• [TEXT PASSAGE]:
________
You have defined yourself from the self-image mask you chose early in your life. Your self-image has power over you. It is the center piece of what you believe about yourself, your beating heart that gives you meaning and definition. Many times, we live from a self-image that was created before the age of 16. If you were to ask your younger self the question, what narratives from others, what narrative from yourself and what painful experience shaped your self-image, how would you answer? Does your older self-agree or disagree? Its shocking how the 12-year-old voice has power in your life to define you today. Perhaps you need to go back so you can go forward and live in freedom who you really are. Or maybe you are still at the masquerade wearing an identity mask you have so carefully constructed. In high school for me it was being the jock. God shattered it my senior year in school. In college a frat boy and after college it was built around my success. Sure, we all in some way choose and develop a self-image. But we must answer the following questions. Is it a true reflection of who I am? Why did I choose the self-image I created as a younger man and how did it serve me? Did I create a self-image someone else wanted me to live from? Why am I confused with who I am?
I’ve been there, there is hope, trust me, you can embrace your true self-image!

8) Pain Is A BITCH.

We need to become intimate with our pain. I know, that sounds crazy. We can only learn the freedom of pains truth through walking into it, becoming intimate with it, not going around it or trying to hide from it.  It has truths to teach. Some pain will never heal the way I want it to heal and I must come to peace with that, it’s okay. Some pain will never go away and I must accept that and learn to carry it with me through life. What’s done cannot be undone, and some of what life does to us is harsh. You aren’t going to be the same man you were before a loved one died, your divorce, the loss of a career, a friend’s suicide, rejection by your dad, mom, siblings and children, judgment from others, the emotional, mental, sexual, and physical abuse done to you, you will not recover to the former you. You have a choice, either give up and shut down or move forward and go through it becoming strong. Like the loss of my mom and dad six weeks apart, there are things I carry with me and it is good. Loss comes in a variety of flavors: Betrayal, divorce, innocence, trust, death, your self-worth, a relationship with your children, or a loss of finances. I lost a lot in my divorce, I understand betrayal, and the pain of a false narrative being spoken about me. I’ve been there, there is hope, trust me, you can navigate the bitch of pain and become stronger.
________
• [PROVIDED RECORDS]:
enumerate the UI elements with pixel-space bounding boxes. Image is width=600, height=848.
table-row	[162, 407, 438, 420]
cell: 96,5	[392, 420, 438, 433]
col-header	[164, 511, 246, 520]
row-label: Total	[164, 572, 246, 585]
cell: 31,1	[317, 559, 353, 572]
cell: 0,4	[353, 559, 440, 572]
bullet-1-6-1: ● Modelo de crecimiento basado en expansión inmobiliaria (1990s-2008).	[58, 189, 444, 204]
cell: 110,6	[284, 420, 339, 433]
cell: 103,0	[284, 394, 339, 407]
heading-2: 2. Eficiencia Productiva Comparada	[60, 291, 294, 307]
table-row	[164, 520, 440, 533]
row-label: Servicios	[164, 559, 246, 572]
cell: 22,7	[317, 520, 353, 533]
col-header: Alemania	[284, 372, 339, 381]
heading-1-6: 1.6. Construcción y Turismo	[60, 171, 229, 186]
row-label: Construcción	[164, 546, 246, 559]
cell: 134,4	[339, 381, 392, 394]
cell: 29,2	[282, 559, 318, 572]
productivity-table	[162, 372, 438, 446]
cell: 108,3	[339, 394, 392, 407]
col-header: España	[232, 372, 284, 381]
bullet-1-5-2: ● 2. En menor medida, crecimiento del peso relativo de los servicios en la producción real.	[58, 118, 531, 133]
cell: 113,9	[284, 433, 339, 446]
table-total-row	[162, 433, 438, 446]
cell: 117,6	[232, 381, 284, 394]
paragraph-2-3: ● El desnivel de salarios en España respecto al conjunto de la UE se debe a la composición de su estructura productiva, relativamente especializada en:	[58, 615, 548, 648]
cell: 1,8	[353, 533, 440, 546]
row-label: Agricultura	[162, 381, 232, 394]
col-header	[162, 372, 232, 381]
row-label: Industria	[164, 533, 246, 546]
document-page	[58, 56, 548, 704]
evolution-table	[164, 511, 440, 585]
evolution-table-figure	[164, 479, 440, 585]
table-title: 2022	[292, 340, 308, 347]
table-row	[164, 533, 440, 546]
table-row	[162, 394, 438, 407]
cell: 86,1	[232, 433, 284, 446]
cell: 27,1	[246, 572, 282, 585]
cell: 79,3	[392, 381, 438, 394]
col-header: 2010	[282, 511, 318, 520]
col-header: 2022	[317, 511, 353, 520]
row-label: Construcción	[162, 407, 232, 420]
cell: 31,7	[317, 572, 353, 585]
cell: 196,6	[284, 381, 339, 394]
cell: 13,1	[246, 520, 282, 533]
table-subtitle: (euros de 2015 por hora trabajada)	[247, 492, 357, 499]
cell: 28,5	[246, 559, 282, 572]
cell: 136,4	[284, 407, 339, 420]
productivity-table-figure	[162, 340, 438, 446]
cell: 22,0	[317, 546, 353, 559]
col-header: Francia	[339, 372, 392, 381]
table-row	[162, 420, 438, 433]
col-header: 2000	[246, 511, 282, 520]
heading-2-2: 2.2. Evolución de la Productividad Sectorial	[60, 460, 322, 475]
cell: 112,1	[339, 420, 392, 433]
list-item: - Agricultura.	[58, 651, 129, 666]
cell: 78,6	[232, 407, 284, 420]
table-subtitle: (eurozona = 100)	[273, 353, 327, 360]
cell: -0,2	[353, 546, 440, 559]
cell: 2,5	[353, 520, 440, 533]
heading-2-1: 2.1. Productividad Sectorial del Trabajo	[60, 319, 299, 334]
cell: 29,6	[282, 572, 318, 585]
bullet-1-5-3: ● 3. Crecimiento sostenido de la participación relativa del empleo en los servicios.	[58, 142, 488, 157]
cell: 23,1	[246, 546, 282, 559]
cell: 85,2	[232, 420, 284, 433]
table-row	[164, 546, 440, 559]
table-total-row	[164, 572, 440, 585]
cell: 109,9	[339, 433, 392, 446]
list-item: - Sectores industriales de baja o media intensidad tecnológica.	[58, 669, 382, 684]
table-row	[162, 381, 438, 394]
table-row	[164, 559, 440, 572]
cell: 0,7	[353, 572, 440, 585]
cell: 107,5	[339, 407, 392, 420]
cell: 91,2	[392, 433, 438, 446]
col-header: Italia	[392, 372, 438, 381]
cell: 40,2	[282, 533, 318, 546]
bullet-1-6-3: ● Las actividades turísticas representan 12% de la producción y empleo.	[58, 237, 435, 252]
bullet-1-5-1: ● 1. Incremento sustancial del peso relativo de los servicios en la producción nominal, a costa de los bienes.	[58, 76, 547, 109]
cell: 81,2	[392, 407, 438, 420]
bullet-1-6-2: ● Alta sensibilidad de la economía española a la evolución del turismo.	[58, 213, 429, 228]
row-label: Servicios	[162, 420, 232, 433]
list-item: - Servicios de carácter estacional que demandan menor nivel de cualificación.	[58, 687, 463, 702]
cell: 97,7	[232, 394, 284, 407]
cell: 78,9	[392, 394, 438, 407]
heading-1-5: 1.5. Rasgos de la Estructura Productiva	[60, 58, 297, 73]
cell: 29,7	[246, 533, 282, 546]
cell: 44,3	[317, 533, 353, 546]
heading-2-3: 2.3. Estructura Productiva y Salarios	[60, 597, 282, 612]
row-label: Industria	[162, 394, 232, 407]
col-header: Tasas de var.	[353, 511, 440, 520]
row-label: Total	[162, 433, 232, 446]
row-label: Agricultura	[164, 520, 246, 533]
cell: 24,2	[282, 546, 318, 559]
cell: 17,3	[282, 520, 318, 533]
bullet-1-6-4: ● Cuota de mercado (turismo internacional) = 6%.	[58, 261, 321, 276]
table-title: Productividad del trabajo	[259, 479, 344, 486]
________
• [REQUIREMENTS]:
- 1) From the passage on self-image and pain, list every kind of loss the writer names as one of the "variety of flavors" that loss comes in.
- 2) Using the passage on self-image and pain, decide whether each statement agrees with it. Answer yes or no, quoting the words that decide it.
(a) The writer lost both parents six weeks apart.
(b) The passage says people often live from a self-image created after the age of 16.
(c) The writer's jock self-image was shattered during junior year.
- 3) Carry on the passage on self-image and pain from its last sentence, keeping its voice and structure.

• [RESPONSE LIST]:
- 1)
- Betrayal
- Divorce
- Innocence
- Trust
- Death
- Your self-worth
- A relationship with your children
- A loss of finances

- 2)
(a) Yes: "Like the loss of my mom and dad six weeks apart"
(b) No: "Many times, we live from a self-image that was created before the age of 16."
(c) No: "God shattered it my senior year in school."

- 3)
 9) Loneliness

I hate feeling invisible. It takes me to a dark place of believing lies. My ugly self-talk says, what’s wrong with you that others don’t seem to want to get to know you or even acknowledge you. It assaults my self-worth and my-self-image, causing me to second guess myself and not feel comfortable to simply be me. We were all built for relationship and the desire to me known and to be loved. We want to belong, and we want to matter. When this isn’t happening in a healthy way, we can become sad, discouraged, and even depressed. I know what it’s like to be married, not alone, yet incredibility lonely and trapped. It’s a terrible place to be. I have spent several Christmases alone. For years I would travel to Denver every Christmas, rent the same hotel room, watch football, go out to a movie and to dinner alone.
What made it painful is I came from a very family oriented get together with traditions for Christmas, Thanksgiving, and Easter. Talk about a total opposite experience! One thing I learned was to not be afraid of being alone. I found a new center to live from and I became more disciplined in reflection. My relationship with God went deeper as He assured me, He never left me like others had. He was with me in the loneliness and that was comforting. I’ve been there, there is hope, trust me, loneliness can be changed.

 10) Don’t TAP Out, Choose Resilience.

No one has ever been born with resilience, it’s not a gift your born with. Resilience is learned in the decisions we make in the train wreck experience. Resilience always involves a choice at the fork in the road. All of life involves forks in the road. Whatever fork we choose affects us. Actually, that fork forms us, yet many of us are oblivious to its power. When we choose to persevere we grow in perseverance, when we choose mettle, we grow in mettle, when we choose to get up we become strong, when we choose to own and correct our mistakes we become responsible and confident, when we choose  to get help from a counselor we become healthy and wise. On the other hand, when we choose self-pity we wallow, when we choose to blame, we stay in immaturity and don’t grow up, when we choose to not get up when knocked down we become weak because of quitting, when we let fear stop us from going to a counselor we become entangled with hurt and turn our hurt on others, when we choose to constantly give ourselves a free pass, we live an undisciplined  selfish life, when we choose to hold a grudge and not forgive, ironically, we become its victim. And when we choose to tap out, we lose, everything. With the heartache from the variety of turmoil I have been confronted with starting in middle school I have learned resilience. It has grown deeper through the years thankfully because as life progressed, I needed its depth. It has served me well, as a good friend standing with me and helping me through the chaos of life. I’ve been there, there is hope, trust me, becoming resilient has power!

11) Good LORD, I’m Male but clueless of what masculinity looks like.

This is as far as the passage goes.